Some records:

>>

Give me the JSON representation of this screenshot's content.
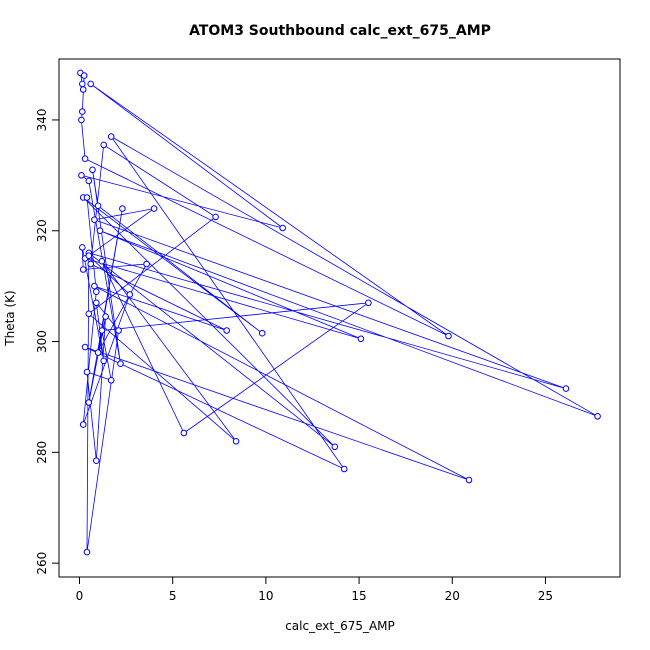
{
  "chart_data": {
    "type": "line",
    "title": "ATOM3 Southbound calc_ext_675_AMP",
    "xlabel": "calc_ext_675_AMP",
    "ylabel": "Theta (K)",
    "xlim": [
      -1.1,
      29.0
    ],
    "ylim": [
      257.5,
      351.0
    ],
    "xticks": [
      "0",
      "5",
      "10",
      "15",
      "20",
      "25"
    ],
    "yticks": [
      "260",
      "280",
      "300",
      "320",
      "340"
    ],
    "grid": false,
    "marker": "open-circle",
    "series_color": "#0000ff",
    "series": [
      {
        "x": [
          0.05,
          0.15,
          0.2,
          0.25,
          0.15,
          0.1,
          0.3,
          19.8,
          0.6,
          10.9,
          0.1,
          0.5,
          2.2,
          0.7,
          1.0,
          9.8,
          0.2,
          13.7,
          0.5,
          26.1,
          0.8,
          4.0,
          0.3,
          15.1,
          1.1,
          27.8,
          1.7,
          14.2,
          0.3,
          20.9,
          0.8,
          7.9,
          0.6,
          1.3,
          7.3,
          0.5,
          8.4,
          1.2,
          5.6,
          15.5,
          1.2,
          1.7,
          0.4,
          0.9,
          1.4,
          0.5,
          2.3,
          1.0,
          3.6,
          0.2,
          0.15,
          1.3,
          0.9,
          2.1,
          0.4,
          0.5,
          2.7,
          0.2,
          0.9,
          0.4
        ],
        "y": [
          348.5,
          346.5,
          345.5,
          348.0,
          341.5,
          340.0,
          333.0,
          301.0,
          346.5,
          320.5,
          330.0,
          329.0,
          296.0,
          331.0,
          324.5,
          301.5,
          326.0,
          281.0,
          316.0,
          291.5,
          322.0,
          324.0,
          315.0,
          300.5,
          320.0,
          286.5,
          337.0,
          277.0,
          299.0,
          275.0,
          310.0,
          302.0,
          314.0,
          335.5,
          322.5,
          305.0,
          282.0,
          314.5,
          283.5,
          307.0,
          302.0,
          293.0,
          294.5,
          278.5,
          304.5,
          289.0,
          324.0,
          298.0,
          314.0,
          313.0,
          317.0,
          296.5,
          307.0,
          302.0,
          262.0,
          315.5,
          308.5,
          285.0,
          309.0,
          326.0
        ]
      }
    ]
  }
}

<<

• **Task**
Omit the pictures, and quote the material above exactly as given.

• **Right answer**
Give me the JSON representation of this screenshot's content.
{
  "chart_data": {
    "type": "line",
    "title": "ATOM3 Southbound calc_ext_675_AMP",
    "xlabel": "calc_ext_675_AMP",
    "ylabel": "Theta (K)",
    "xlim": [
      -1.1,
      29.0
    ],
    "ylim": [
      257.5,
      351.0
    ],
    "xticks": [
      "0",
      "5",
      "10",
      "15",
      "20",
      "25"
    ],
    "yticks": [
      "260",
      "280",
      "300",
      "320",
      "340"
    ],
    "grid": false,
    "marker": "open-circle",
    "series_color": "#0000ff",
    "series": [
      {
        "x": [
          0.05,
          0.15,
          0.2,
          0.25,
          0.15,
          0.1,
          0.3,
          19.8,
          0.6,
          10.9,
          0.1,
          0.5,
          2.2,
          0.7,
          1.0,
          9.8,
          0.2,
          13.7,
          0.5,
          26.1,
          0.8,
          4.0,
          0.3,
          15.1,
          1.1,
          27.8,
          1.7,
          14.2,
          0.3,
          20.9,
          0.8,
          7.9,
          0.6,
          1.3,
          7.3,
          0.5,
          8.4,
          1.2,
          5.6,
          15.5,
          1.2,
          1.7,
          0.4,
          0.9,
          1.4,
          0.5,
          2.3,
          1.0,
          3.6,
          0.2,
          0.15,
          1.3,
          0.9,
          2.1,
          0.4,
          0.5,
          2.7,
          0.2,
          0.9,
          0.4
        ],
        "y": [
          348.5,
          346.5,
          345.5,
          348.0,
          341.5,
          340.0,
          333.0,
          301.0,
          346.5,
          320.5,
          330.0,
          329.0,
          296.0,
          331.0,
          324.5,
          301.5,
          326.0,
          281.0,
          316.0,
          291.5,
          322.0,
          324.0,
          315.0,
          300.5,
          320.0,
          286.5,
          337.0,
          277.0,
          299.0,
          275.0,
          310.0,
          302.0,
          314.0,
          335.5,
          322.5,
          305.0,
          282.0,
          314.5,
          283.5,
          307.0,
          302.0,
          293.0,
          294.5,
          278.5,
          304.5,
          289.0,
          324.0,
          298.0,
          314.0,
          313.0,
          317.0,
          296.5,
          307.0,
          302.0,
          262.0,
          315.5,
          308.5,
          285.0,
          309.0,
          326.0
        ]
      }
    ]
  }
}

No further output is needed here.